(Source data)
━━━━━━━━━━━━━━━━━━━━━━━━━━━━━━

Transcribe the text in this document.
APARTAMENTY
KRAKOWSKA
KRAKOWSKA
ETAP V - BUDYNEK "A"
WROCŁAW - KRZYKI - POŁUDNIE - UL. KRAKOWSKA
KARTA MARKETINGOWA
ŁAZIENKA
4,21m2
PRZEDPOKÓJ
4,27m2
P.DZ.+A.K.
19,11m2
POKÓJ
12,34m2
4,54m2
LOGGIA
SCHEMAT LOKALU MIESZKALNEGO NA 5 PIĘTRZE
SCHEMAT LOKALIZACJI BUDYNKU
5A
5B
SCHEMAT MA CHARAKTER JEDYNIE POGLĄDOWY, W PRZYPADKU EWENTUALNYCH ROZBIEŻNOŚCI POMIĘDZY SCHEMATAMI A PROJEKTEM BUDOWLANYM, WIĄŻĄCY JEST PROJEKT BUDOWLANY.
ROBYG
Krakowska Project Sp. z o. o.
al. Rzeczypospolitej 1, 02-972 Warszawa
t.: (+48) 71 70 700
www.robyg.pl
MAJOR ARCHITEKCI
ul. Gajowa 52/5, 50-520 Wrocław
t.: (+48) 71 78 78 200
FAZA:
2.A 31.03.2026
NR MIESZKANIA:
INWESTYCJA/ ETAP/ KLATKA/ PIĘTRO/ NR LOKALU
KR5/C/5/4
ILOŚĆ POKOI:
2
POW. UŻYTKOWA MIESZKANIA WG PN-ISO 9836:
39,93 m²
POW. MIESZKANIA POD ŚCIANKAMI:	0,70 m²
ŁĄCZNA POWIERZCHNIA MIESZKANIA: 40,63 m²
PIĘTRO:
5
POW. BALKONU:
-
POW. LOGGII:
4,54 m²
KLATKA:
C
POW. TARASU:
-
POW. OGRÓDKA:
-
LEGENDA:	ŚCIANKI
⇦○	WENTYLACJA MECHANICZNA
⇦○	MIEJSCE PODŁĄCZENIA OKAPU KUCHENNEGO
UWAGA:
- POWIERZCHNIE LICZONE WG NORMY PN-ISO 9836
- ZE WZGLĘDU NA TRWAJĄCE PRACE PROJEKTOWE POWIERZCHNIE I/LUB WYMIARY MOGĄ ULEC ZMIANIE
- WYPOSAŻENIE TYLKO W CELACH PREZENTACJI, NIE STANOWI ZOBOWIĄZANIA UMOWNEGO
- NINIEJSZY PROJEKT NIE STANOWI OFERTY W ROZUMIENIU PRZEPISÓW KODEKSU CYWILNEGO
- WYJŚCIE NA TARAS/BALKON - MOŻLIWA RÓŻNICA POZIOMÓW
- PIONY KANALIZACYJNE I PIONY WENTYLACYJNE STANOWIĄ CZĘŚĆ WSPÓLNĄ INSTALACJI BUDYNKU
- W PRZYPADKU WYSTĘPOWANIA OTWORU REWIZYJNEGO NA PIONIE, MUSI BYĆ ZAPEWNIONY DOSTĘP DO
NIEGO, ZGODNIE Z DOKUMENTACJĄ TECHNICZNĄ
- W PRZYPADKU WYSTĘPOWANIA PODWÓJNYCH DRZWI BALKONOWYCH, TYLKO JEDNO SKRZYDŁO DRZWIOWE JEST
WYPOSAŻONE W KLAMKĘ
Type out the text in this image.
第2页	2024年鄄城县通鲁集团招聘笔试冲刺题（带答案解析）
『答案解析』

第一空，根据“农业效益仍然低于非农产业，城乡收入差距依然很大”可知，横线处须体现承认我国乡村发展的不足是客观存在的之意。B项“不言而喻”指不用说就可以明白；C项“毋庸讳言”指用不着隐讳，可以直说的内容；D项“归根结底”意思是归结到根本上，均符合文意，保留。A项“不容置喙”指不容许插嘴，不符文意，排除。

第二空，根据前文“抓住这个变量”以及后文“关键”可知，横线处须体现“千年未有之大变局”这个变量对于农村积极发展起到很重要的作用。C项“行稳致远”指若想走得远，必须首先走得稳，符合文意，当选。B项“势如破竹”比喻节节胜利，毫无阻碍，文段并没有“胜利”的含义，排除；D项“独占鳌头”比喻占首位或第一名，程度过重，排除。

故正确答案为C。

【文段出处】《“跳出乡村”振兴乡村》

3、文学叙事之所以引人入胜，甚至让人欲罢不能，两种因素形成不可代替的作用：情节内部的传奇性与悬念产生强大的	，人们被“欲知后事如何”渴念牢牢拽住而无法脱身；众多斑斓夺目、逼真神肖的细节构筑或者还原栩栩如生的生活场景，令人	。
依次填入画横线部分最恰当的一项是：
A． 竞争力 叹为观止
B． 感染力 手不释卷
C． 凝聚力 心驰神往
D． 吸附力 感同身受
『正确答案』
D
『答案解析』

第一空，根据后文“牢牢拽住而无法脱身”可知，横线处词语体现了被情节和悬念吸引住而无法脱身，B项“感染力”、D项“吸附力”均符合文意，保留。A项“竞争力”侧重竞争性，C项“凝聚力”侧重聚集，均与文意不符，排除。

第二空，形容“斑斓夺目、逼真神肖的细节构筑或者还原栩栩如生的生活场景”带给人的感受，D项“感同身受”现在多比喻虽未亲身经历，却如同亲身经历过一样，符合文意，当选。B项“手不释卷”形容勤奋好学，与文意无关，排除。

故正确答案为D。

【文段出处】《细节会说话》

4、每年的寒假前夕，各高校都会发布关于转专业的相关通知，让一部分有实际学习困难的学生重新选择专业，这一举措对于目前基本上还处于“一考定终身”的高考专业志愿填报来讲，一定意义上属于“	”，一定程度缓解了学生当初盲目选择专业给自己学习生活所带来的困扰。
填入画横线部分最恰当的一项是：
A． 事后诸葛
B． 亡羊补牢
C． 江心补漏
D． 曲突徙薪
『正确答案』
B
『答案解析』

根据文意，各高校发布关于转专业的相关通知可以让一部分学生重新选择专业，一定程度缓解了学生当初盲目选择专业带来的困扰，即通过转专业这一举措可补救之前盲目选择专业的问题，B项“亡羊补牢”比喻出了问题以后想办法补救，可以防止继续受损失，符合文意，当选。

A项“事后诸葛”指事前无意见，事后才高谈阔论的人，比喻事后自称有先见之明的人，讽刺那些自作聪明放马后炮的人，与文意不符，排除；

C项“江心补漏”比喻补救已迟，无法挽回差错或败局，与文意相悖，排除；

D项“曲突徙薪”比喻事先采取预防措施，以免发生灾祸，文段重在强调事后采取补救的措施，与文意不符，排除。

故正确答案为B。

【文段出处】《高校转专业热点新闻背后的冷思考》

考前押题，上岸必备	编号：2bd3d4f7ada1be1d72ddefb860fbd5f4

━━━━━━━━━━━━━━━━━━━━━━━━━━━━━━

Requirement: Every line of the data above should be reproduced word for word.

Output below:
Transcribe the text in this document.
APARTAMENTY
KRAKOWSKA
KRAKOWSKA
ETAP V - BUDYNEK "A"
WROCŁAW - KRZYKI - POŁUDNIE - UL. KRAKOWSKA
KARTA MARKETINGOWA
ŁAZIENKA
4,21m2
PRZEDPOKÓJ
4,27m2
P.DZ.+A.K.
19,11m2
POKÓJ
12,34m2
4,54m2
LOGGIA
SCHEMAT LOKALU MIESZKALNEGO NA 5 PIĘTRZE
SCHEMAT LOKALIZACJI BUDYNKU
5A
5B
SCHEMAT MA CHARAKTER JEDYNIE POGLĄDOWY, W PRZYPADKU EWENTUALNYCH ROZBIEŻNOŚCI POMIĘDZY SCHEMATAMI A PROJEKTEM BUDOWLANYM, WIĄŻĄCY JEST PROJEKT BUDOWLANY.
ROBYG
Krakowska Project Sp. z o. o.
al. Rzeczypospolitej 1, 02-972 Warszawa
t.: (+48) 71 70 700
www.robyg.pl
MAJOR ARCHITEKCI
ul. Gajowa 52/5, 50-520 Wrocław
t.: (+48) 71 78 78 200
FAZA:
2.A 31.03.2026
NR MIESZKANIA:
INWESTYCJA/ ETAP/ KLATKA/ PIĘTRO/ NR LOKALU
KR5/C/5/4
ILOŚĆ POKOI:
2
POW. UŻYTKOWA MIESZKANIA WG PN-ISO 9836:
39,93 m²
POW. MIESZKANIA POD ŚCIANKAMI:	0,70 m²
ŁĄCZNA POWIERZCHNIA MIESZKANIA: 40,63 m²
PIĘTRO:
5
POW. BALKONU:
-
POW. LOGGII:
4,54 m²
KLATKA:
C
POW. TARASU:
-
POW. OGRÓDKA:
-
LEGENDA:	ŚCIANKI
⇦○	WENTYLACJA MECHANICZNA
⇦○	MIEJSCE PODŁĄCZENIA OKAPU KUCHENNEGO
UWAGA:
- POWIERZCHNIE LICZONE WG NORMY PN-ISO 9836
- ZE WZGLĘDU NA TRWAJĄCE PRACE PROJEKTOWE POWIERZCHNIE I/LUB WYMIARY MOGĄ ULEC ZMIANIE
- WYPOSAŻENIE TYLKO W CELACH PREZENTACJI, NIE STANOWI ZOBOWIĄZANIA UMOWNEGO
- NINIEJSZY PROJEKT NIE STANOWI OFERTY W ROZUMIENIU PRZEPISÓW KODEKSU CYWILNEGO
- WYJŚCIE NA TARAS/BALKON - MOŻLIWA RÓŻNICA POZIOMÓW
- PIONY KANALIZACYJNE I PIONY WENTYLACYJNE STANOWIĄ CZĘŚĆ WSPÓLNĄ INSTALACJI BUDYNKU
- W PRZYPADKU WYSTĘPOWANIA OTWORU REWIZYJNEGO NA PIONIE, MUSI BYĆ ZAPEWNIONY DOSTĘP DO
NIEGO, ZGODNIE Z DOKUMENTACJĄ TECHNICZNĄ
- W PRZYPADKU WYSTĘPOWANIA PODWÓJNYCH DRZWI BALKONOWYCH, TYLKO JEDNO SKRZYDŁO DRZWIOWE JEST
WYPOSAŻONE W KLAMKĘ
Type out the text in this image.
第2页	2024年鄄城县通鲁集团招聘笔试冲刺题（带答案解析）
『答案解析』

第一空，根据“农业效益仍然低于非农产业，城乡收入差距依然很大”可知，横线处须体现承认我国乡村发展的不足是客观存在的之意。B项“不言而喻”指不用说就可以明白；C项“毋庸讳言”指用不着隐讳，可以直说的内容；D项“归根结底”意思是归结到根本上，均符合文意，保留。A项“不容置喙”指不容许插嘴，不符文意，排除。

第二空，根据前文“抓住这个变量”以及后文“关键”可知，横线处须体现“千年未有之大变局”这个变量对于农村积极发展起到很重要的作用。C项“行稳致远”指若想走得远，必须首先走得稳，符合文意，当选。B项“势如破竹”比喻节节胜利，毫无阻碍，文段并没有“胜利”的含义，排除；D项“独占鳌头”比喻占首位或第一名，程度过重，排除。

故正确答案为C。

【文段出处】《“跳出乡村”振兴乡村》

3、文学叙事之所以引人入胜，甚至让人欲罢不能，两种因素形成不可代替的作用：情节内部的传奇性与悬念产生强大的	，人们被“欲知后事如何”渴念牢牢拽住而无法脱身；众多斑斓夺目、逼真神肖的细节构筑或者还原栩栩如生的生活场景，令人	。
依次填入画横线部分最恰当的一项是：
A． 竞争力 叹为观止
B． 感染力 手不释卷
C． 凝聚力 心驰神往
D． 吸附力 感同身受
『正确答案』
D
『答案解析』

第一空，根据后文“牢牢拽住而无法脱身”可知，横线处词语体现了被情节和悬念吸引住而无法脱身，B项“感染力”、D项“吸附力”均符合文意，保留。A项“竞争力”侧重竞争性，C项“凝聚力”侧重聚集，均与文意不符，排除。

第二空，形容“斑斓夺目、逼真神肖的细节构筑或者还原栩栩如生的生活场景”带给人的感受，D项“感同身受”现在多比喻虽未亲身经历，却如同亲身经历过一样，符合文意，当选。B项“手不释卷”形容勤奋好学，与文意无关，排除。

故正确答案为D。

【文段出处】《细节会说话》

4、每年的寒假前夕，各高校都会发布关于转专业的相关通知，让一部分有实际学习困难的学生重新选择专业，这一举措对于目前基本上还处于“一考定终身”的高考专业志愿填报来讲，一定意义上属于“	”，一定程度缓解了学生当初盲目选择专业给自己学习生活所带来的困扰。
填入画横线部分最恰当的一项是：
A． 事后诸葛
B． 亡羊补牢
C． 江心补漏
D． 曲突徙薪
『正确答案』
B
『答案解析』

根据文意，各高校发布关于转专业的相关通知可以让一部分学生重新选择专业，一定程度缓解了学生当初盲目选择专业带来的困扰，即通过转专业这一举措可补救之前盲目选择专业的问题，B项“亡羊补牢”比喻出了问题以后想办法补救，可以防止继续受损失，符合文意，当选。

A项“事后诸葛”指事前无意见，事后才高谈阔论的人，比喻事后自称有先见之明的人，讽刺那些自作聪明放马后炮的人，与文意不符，排除；

C项“江心补漏”比喻补救已迟，无法挽回差错或败局，与文意相悖，排除；

D项“曲突徙薪”比喻事先采取预防措施，以免发生灾祸，文段重在强调事后采取补救的措施，与文意不符，排除。

故正确答案为B。

【文段出处】《高校转专业热点新闻背后的冷思考》

考前押题，上岸必备	编号：2bd3d4f7ada1be1d72ddefb860fbd5f4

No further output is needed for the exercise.